*What to do*. Write out each line from the data below that includes the word "convenient".

============

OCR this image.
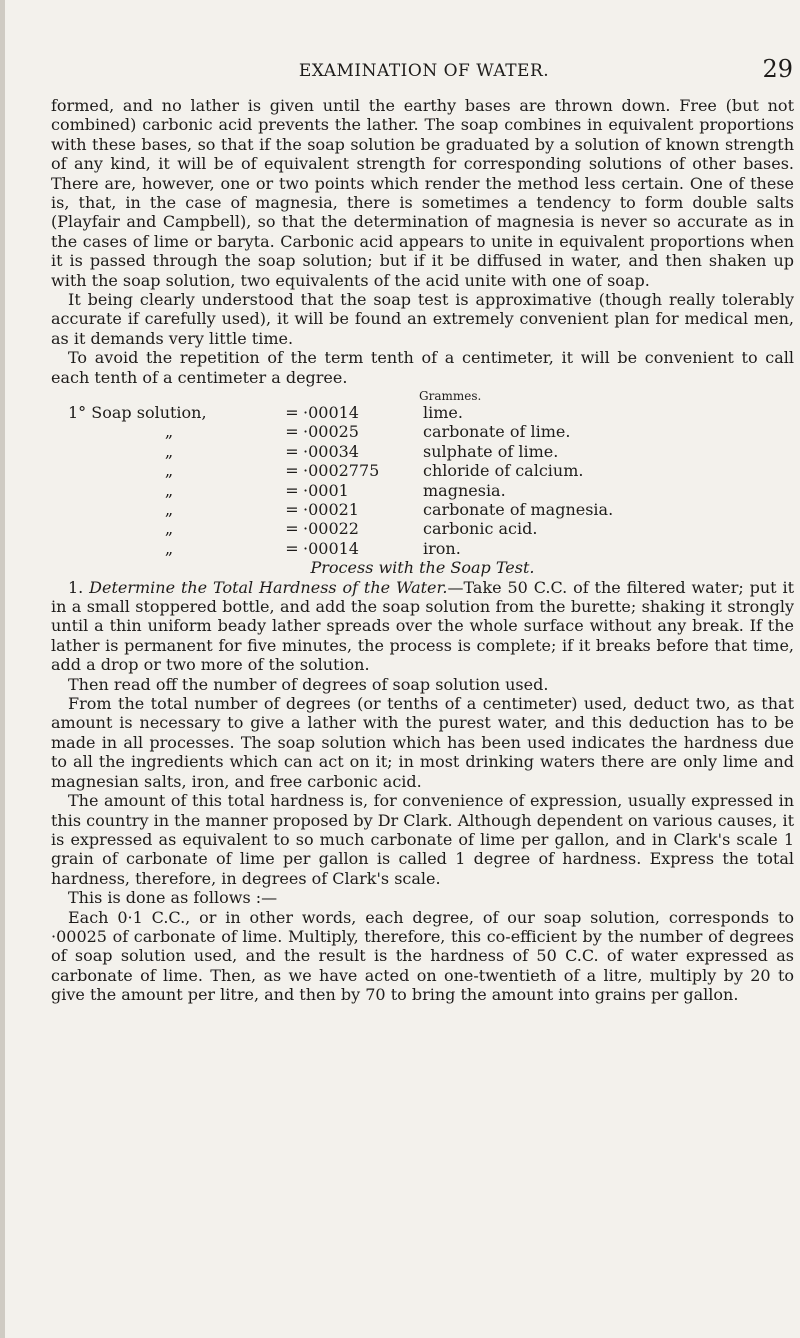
EXAMINATION OF WATER.	29

formed, and no lather is given until the earthy bases are thrown down. Free (but not combined) carbonic acid prevents the lather. The soap combines in equivalent proportions with these bases, so that if the soap solution be graduated by a solution of known strength of any kind, it will be of equivalent strength for corresponding solutions of other bases. There are, however, one or two points which render the method less certain. One of these is, that, in the case of magnesia, there is sometimes a tendency to form double salts (Playfair and Campbell), so that the determination of magnesia is never so accurate as in the cases of lime or baryta. Carbonic acid appears to unite in equivalent proportions when it is passed through the soap solution; but if it be diffused in water, and then shaken up with the soap solution, two equivalents of the acid unite with one of soap.

It being clearly understood that the soap test is approximative (though really tolerably accurate if carefully used), it will be found an extremely convenient plan for medical men, as it demands very little time.

To avoid the repetition of the term tenth of a centimeter, it will be convenient to call each tenth of a centimeter a degree.

Grammes.
1° Soap solution,	= ·00014	lime.
„	= ·00025	carbonate of lime.
„	= ·00034	sulphate of lime.
„	= ·0002775	chloride of calcium.
„	= ·0001	magnesia.
„	= ·00021	carbonate of magnesia.
„	= ·00022	carbonic acid.
„	= ·00014	iron.

Process with the Soap Test.

1. Determine the Total Hardness of the Water.—Take 50 C.C. of the filtered water; put it in a small stoppered bottle, and add the soap solution from the burette; shaking it strongly until a thin uniform beady lather spreads over the whole surface without any break. If the lather is permanent for five minutes, the process is complete; if it breaks before that time, add a drop or two more of the solution.

Then read off the number of degrees of soap solution used.

From the total number of degrees (or tenths of a centimeter) used, deduct two, as that amount is necessary to give a lather with the purest water, and this deduction has to be made in all processes. The soap solution which has been used indicates the hardness due to all the ingredients which can act on it; in most drinking waters there are only lime and magnesian salts, iron, and free carbonic acid.

The amount of this total hardness is, for convenience of expression, usually expressed in this country in the manner proposed by Dr Clark. Although dependent on various causes, it is expressed as equivalent to so much carbonate of lime per gallon, and in Clark's scale 1 grain of carbonate of lime per gallon is called 1 degree of hardness. Express the total hardness, therefore, in degrees of Clark's scale.

This is done as follows :—

Each 0·1 C.C., or in other words, each degree, of our soap solution, corresponds to ·00025 of carbonate of lime. Multiply, therefore, this co-efficient by the number of degrees of soap solution used, and the result is the hardness of 50 C.C. of water expressed as carbonate of lime. Then, as we have acted on one-twentieth of a litre, multiply by 20 to give the amount per litre, and then by 70 to bring the amount into grains per gallon.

============

*Result of this task*.
It being clearly understood that the soap test is approximative (though really tolerably accurate if carefully used), it will be found an extremely convenient plan for medical men, as it demands very little time.
To avoid the repetition of the term tenth of a centimeter, it will be convenient to call each tenth of a centimeter a degree.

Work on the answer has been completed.